» **TASK TO CARRY OUT**: Return the records that follow, matching each one exactly.

» **DATA**:
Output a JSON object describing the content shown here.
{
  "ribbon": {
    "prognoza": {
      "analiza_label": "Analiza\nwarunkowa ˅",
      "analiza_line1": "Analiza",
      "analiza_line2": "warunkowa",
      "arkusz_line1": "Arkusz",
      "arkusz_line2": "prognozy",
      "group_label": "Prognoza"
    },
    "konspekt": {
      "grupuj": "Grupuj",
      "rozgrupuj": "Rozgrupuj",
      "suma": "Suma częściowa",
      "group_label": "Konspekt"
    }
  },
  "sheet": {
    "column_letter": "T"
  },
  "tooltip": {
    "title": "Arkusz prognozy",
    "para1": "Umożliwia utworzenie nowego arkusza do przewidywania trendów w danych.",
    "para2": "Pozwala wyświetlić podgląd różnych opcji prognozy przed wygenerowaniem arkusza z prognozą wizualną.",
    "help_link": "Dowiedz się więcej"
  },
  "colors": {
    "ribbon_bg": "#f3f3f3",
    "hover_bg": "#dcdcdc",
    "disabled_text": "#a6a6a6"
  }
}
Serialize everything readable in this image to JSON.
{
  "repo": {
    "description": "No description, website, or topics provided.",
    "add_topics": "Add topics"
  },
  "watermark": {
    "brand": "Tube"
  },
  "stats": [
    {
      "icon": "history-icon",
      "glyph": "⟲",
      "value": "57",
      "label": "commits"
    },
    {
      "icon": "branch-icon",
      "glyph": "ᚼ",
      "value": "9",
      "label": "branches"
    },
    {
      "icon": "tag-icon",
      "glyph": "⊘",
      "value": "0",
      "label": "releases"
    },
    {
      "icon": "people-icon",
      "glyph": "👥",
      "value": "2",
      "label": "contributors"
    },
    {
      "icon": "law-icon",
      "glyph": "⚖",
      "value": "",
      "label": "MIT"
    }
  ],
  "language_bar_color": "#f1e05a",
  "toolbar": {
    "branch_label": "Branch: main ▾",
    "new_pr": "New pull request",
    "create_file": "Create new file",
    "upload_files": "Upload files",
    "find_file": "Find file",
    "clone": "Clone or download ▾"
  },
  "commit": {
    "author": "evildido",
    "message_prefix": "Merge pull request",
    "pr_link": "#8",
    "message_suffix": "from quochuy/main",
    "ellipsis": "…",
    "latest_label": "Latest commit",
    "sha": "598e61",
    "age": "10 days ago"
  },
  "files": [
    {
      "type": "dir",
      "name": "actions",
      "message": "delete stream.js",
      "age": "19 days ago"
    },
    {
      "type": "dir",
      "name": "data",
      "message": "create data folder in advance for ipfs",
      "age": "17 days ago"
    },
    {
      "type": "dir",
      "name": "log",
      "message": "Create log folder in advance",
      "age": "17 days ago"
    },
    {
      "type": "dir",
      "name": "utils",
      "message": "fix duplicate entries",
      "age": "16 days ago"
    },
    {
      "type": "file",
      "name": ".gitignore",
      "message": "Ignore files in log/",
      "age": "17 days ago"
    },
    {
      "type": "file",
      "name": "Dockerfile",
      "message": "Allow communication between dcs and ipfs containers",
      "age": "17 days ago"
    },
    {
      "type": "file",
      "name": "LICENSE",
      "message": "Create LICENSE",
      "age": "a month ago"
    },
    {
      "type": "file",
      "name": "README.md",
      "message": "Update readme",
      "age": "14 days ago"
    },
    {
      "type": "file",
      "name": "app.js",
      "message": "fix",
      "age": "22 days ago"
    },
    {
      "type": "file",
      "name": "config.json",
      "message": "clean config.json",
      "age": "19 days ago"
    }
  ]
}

» **ANSWER TO THE EXERCISE**:
Output a JSON object describing the content shown here.
{
  "ribbon": {
    "prognoza": {
      "analiza_label": "Analiza\nwarunkowa ˅",
      "analiza_line1": "Analiza",
      "analiza_line2": "warunkowa",
      "arkusz_line1": "Arkusz",
      "arkusz_line2": "prognozy",
      "group_label": "Prognoza"
    },
    "konspekt": {
      "grupuj": "Grupuj",
      "rozgrupuj": "Rozgrupuj",
      "suma": "Suma częściowa",
      "group_label": "Konspekt"
    }
  },
  "sheet": {
    "column_letter": "T"
  },
  "tooltip": {
    "title": "Arkusz prognozy",
    "para1": "Umożliwia utworzenie nowego arkusza do przewidywania trendów w danych.",
    "para2": "Pozwala wyświetlić podgląd różnych opcji prognozy przed wygenerowaniem arkusza z prognozą wizualną.",
    "help_link": "Dowiedz się więcej"
  },
  "colors": {
    "ribbon_bg": "#f3f3f3",
    "hover_bg": "#dcdcdc",
    "disabled_text": "#a6a6a6"
  }
}
Serialize everything readable in this image to JSON.
{
  "repo": {
    "description": "No description, website, or topics provided.",
    "add_topics": "Add topics"
  },
  "watermark": {
    "brand": "Tube"
  },
  "stats": [
    {
      "icon": "history-icon",
      "glyph": "⟲",
      "value": "57",
      "label": "commits"
    },
    {
      "icon": "branch-icon",
      "glyph": "ᚼ",
      "value": "9",
      "label": "branches"
    },
    {
      "icon": "tag-icon",
      "glyph": "⊘",
      "value": "0",
      "label": "releases"
    },
    {
      "icon": "people-icon",
      "glyph": "👥",
      "value": "2",
      "label": "contributors"
    },
    {
      "icon": "law-icon",
      "glyph": "⚖",
      "value": "",
      "label": "MIT"
    }
  ],
  "language_bar_color": "#f1e05a",
  "toolbar": {
    "branch_label": "Branch: main ▾",
    "new_pr": "New pull request",
    "create_file": "Create new file",
    "upload_files": "Upload files",
    "find_file": "Find file",
    "clone": "Clone or download ▾"
  },
  "commit": {
    "author": "evildido",
    "message_prefix": "Merge pull request",
    "pr_link": "#8",
    "message_suffix": "from quochuy/main",
    "ellipsis": "…",
    "latest_label": "Latest commit",
    "sha": "598e61",
    "age": "10 days ago"
  },
  "files": [
    {
      "type": "dir",
      "name": "actions",
      "message": "delete stream.js",
      "age": "19 days ago"
    },
    {
      "type": "dir",
      "name": "data",
      "message": "create data folder in advance for ipfs",
      "age": "17 days ago"
    },
    {
      "type": "dir",
      "name": "log",
      "message": "Create log folder in advance",
      "age": "17 days ago"
    },
    {
      "type": "dir",
      "name": "utils",
      "message": "fix duplicate entries",
      "age": "16 days ago"
    },
    {
      "type": "file",
      "name": ".gitignore",
      "message": "Ignore files in log/",
      "age": "17 days ago"
    },
    {
      "type": "file",
      "name": "Dockerfile",
      "message": "Allow communication between dcs and ipfs containers",
      "age": "17 days ago"
    },
    {
      "type": "file",
      "name": "LICENSE",
      "message": "Create LICENSE",
      "age": "a month ago"
    },
    {
      "type": "file",
      "name": "README.md",
      "message": "Update readme",
      "age": "14 days ago"
    },
    {
      "type": "file",
      "name": "app.js",
      "message": "fix",
      "age": "22 days ago"
    },
    {
      "type": "file",
      "name": "config.json",
      "message": "clean config.json",
      "age": "19 days ago"
    }
  ]
}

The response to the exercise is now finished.